#### ROWS ####

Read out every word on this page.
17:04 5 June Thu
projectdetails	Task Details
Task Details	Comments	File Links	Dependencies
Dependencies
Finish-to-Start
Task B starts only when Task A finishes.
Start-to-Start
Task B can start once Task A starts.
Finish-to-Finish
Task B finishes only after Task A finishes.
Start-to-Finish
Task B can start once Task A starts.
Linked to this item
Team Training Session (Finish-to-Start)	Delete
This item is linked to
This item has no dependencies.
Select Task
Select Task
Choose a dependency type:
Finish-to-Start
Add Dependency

####

REQUIREMENT
Using the data above, repeat every line exactly.

EXERCISE OUTPUT
Read out every word on this page.
17:04 5 June Thu
projectdetails	Task Details
Task Details	Comments	File Links	Dependencies
Dependencies
Finish-to-Start
Task B starts only when Task A finishes.
Start-to-Start
Task B can start once Task A starts.
Finish-to-Finish
Task B finishes only after Task A finishes.
Start-to-Finish
Task B can start once Task A starts.
Linked to this item
Team Training Session (Finish-to-Start)	Delete
This item is linked to
This item has no dependencies.
Select Task
Select Task
Choose a dependency type:
Finish-to-Start
Add Dependency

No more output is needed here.